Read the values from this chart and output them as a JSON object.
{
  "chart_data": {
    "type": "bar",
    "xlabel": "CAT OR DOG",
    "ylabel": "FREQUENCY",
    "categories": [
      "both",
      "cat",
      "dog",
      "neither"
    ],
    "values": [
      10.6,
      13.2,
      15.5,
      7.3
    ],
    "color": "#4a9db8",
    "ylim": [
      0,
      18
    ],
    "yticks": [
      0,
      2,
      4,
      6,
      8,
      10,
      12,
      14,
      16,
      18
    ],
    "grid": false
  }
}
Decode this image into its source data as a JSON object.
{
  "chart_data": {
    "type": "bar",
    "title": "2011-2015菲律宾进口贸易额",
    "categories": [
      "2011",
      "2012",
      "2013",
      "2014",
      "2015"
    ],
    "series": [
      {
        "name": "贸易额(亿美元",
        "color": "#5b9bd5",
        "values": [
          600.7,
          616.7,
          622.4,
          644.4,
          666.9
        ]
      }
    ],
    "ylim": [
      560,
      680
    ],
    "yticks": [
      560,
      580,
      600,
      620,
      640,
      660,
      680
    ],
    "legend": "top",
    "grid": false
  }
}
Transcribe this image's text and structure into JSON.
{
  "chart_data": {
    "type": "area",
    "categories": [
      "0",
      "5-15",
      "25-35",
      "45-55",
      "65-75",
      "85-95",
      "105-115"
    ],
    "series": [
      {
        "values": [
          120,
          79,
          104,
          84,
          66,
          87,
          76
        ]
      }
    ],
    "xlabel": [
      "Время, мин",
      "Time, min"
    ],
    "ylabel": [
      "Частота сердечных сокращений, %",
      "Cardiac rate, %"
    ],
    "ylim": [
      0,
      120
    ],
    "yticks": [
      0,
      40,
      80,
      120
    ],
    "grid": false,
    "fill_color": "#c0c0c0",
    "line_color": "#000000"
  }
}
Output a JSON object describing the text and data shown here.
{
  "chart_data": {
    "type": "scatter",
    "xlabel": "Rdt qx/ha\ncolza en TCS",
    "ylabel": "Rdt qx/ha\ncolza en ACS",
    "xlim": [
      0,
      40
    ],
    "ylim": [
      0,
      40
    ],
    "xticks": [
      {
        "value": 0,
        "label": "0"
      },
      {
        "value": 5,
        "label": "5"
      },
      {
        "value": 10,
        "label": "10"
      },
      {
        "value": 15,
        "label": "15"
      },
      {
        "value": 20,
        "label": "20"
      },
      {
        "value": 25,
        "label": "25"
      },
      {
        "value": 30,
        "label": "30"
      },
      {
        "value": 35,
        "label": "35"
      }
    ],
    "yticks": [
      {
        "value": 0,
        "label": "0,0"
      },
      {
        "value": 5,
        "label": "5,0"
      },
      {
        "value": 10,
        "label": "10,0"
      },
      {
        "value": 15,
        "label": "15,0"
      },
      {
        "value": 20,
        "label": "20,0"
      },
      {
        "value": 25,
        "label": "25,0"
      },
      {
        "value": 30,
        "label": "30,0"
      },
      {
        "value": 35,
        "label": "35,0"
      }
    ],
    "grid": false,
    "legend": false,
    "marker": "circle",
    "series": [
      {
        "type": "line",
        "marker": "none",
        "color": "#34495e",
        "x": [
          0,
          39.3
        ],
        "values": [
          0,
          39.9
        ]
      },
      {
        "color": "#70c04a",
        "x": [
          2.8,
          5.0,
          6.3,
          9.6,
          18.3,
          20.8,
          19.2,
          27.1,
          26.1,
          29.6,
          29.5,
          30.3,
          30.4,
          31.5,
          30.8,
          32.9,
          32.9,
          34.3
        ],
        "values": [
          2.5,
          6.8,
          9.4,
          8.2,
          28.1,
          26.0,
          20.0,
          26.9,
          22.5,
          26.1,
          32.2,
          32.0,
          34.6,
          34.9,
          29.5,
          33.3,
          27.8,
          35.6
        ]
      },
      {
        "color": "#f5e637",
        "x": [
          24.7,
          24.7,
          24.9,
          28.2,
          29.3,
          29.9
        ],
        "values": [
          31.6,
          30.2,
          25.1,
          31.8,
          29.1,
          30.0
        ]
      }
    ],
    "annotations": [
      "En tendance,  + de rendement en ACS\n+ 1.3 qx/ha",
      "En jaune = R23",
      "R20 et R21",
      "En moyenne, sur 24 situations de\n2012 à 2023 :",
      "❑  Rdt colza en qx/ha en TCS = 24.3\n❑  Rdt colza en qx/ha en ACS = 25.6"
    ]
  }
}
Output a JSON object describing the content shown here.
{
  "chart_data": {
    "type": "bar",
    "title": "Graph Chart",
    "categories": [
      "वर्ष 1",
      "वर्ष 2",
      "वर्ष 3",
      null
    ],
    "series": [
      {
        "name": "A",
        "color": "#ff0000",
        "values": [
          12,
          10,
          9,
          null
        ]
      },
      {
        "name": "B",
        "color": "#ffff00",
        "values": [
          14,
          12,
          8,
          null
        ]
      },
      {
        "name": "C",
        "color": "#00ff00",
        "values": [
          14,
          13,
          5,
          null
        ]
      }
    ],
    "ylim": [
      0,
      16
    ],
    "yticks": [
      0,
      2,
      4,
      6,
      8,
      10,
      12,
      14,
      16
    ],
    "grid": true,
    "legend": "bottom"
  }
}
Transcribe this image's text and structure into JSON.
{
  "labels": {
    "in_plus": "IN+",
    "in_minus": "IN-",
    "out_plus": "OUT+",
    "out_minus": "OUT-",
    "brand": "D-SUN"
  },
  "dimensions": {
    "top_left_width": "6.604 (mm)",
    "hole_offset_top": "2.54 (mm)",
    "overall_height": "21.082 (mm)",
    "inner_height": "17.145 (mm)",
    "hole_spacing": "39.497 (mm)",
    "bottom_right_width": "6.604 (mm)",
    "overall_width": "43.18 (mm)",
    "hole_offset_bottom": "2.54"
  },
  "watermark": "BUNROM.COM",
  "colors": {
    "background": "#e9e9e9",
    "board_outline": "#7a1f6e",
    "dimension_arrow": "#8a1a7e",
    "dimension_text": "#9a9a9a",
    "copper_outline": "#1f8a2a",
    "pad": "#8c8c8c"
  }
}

Aim :: Look through the material above and pick out each line holding the word "this".

Written solution ::
Read the values from this chart and output them as a JSON object.
Decode this image into its source data as a JSON object.
Transcribe this image's text and structure into JSON.
Transcribe this image's text and structure into JSON.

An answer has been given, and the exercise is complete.